── Dataset records ──
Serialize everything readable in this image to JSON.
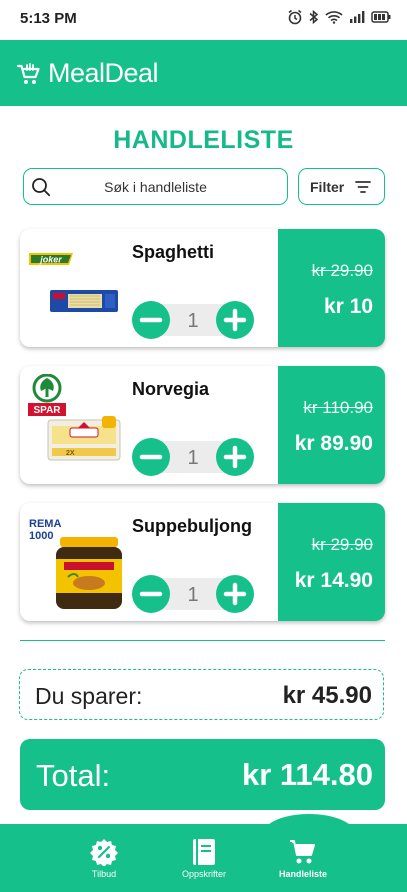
{
  "status_bar": {
    "time": "5:13 PM",
    "icons": [
      "alarm-icon",
      "bluetooth-icon",
      "wifi-icon",
      "signal-icon",
      "battery-icon"
    ]
  },
  "app": {
    "brand": "MealDeal",
    "brand_color": "#16c08b"
  },
  "page": {
    "title": "HANDLELISTE"
  },
  "search": {
    "placeholder": "Søk i handleliste",
    "filter_label": "Filter"
  },
  "items": [
    {
      "name": "Spaghetti",
      "store": "Joker",
      "quantity": "1",
      "old_price": "kr 29.90",
      "new_price": "kr 10"
    },
    {
      "name": "Norvegia",
      "store": "SPAR",
      "quantity": "1",
      "old_price": "kr 110.90",
      "new_price": "kr 89.90"
    },
    {
      "name": "Suppebuljong",
      "store": "REMA 1000",
      "quantity": "1",
      "old_price": "kr 29.90",
      "new_price": "kr 14.90"
    }
  ],
  "summary": {
    "savings_label": "Du sparer:",
    "savings_value": "kr 45.90",
    "total_label": "Total:",
    "total_value": "kr 114.80"
  },
  "bottom_nav": {
    "items": [
      {
        "label": "Tilbud",
        "icon": "discount-icon"
      },
      {
        "label": "Oppskrifter",
        "icon": "recipe-book-icon"
      },
      {
        "label": "Handleliste",
        "icon": "cart-icon",
        "active": true
      }
    ]
  }
}
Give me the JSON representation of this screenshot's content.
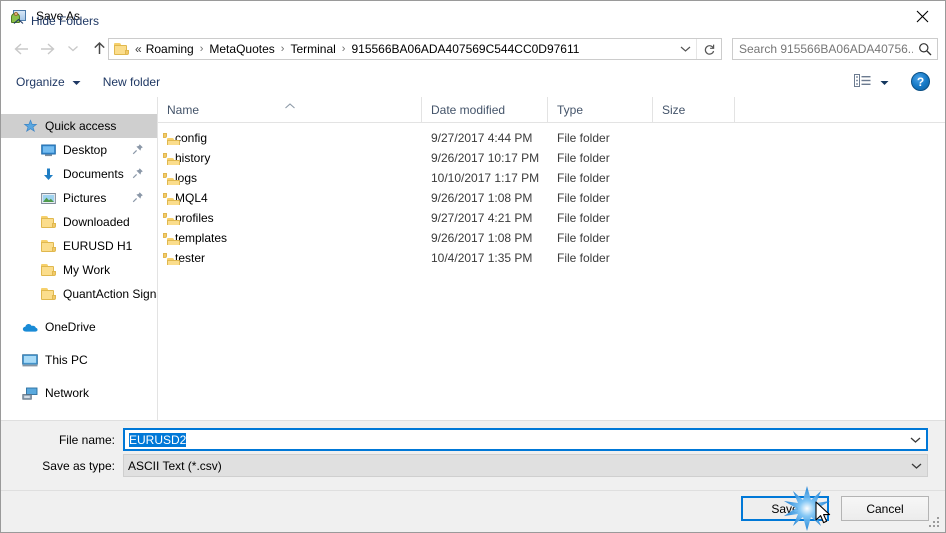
───
* Task prompt
Print out the material word for word, omitting the pictures.

* Solution to this problem
Serialize everything readable in this image to JSON.
{
  "status_bar": {
    "time": "5:13 PM",
    "icons": [
      "alarm-icon",
      "bluetooth-icon",
      "wifi-icon",
      "signal-icon",
      "battery-icon"
    ]
  },
  "app": {
    "brand": "MealDeal",
    "brand_color": "#16c08b"
  },
  "page": {
    "title": "HANDLELISTE"
  },
  "search": {
    "placeholder": "Søk i handleliste",
    "filter_label": "Filter"
  },
  "items": [
    {
      "name": "Spaghetti",
      "store": "Joker",
      "quantity": "1",
      "old_price": "kr 29.90",
      "new_price": "kr 10"
    },
    {
      "name": "Norvegia",
      "store": "SPAR",
      "quantity": "1",
      "old_price": "kr 110.90",
      "new_price": "kr 89.90"
    },
    {
      "name": "Suppebuljong",
      "store": "REMA 1000",
      "quantity": "1",
      "old_price": "kr 29.90",
      "new_price": "kr 14.90"
    }
  ],
  "summary": {
    "savings_label": "Du sparer:",
    "savings_value": "kr 45.90",
    "total_label": "Total:",
    "total_value": "kr 114.80"
  },
  "bottom_nav": {
    "items": [
      {
        "label": "Tilbud",
        "icon": "discount-icon"
      },
      {
        "label": "Oppskrifter",
        "icon": "recipe-book-icon"
      },
      {
        "label": "Handleliste",
        "icon": "cart-icon",
        "active": true
      }
    ]
  }
}
Give me the JSON representation of this screenshot's content.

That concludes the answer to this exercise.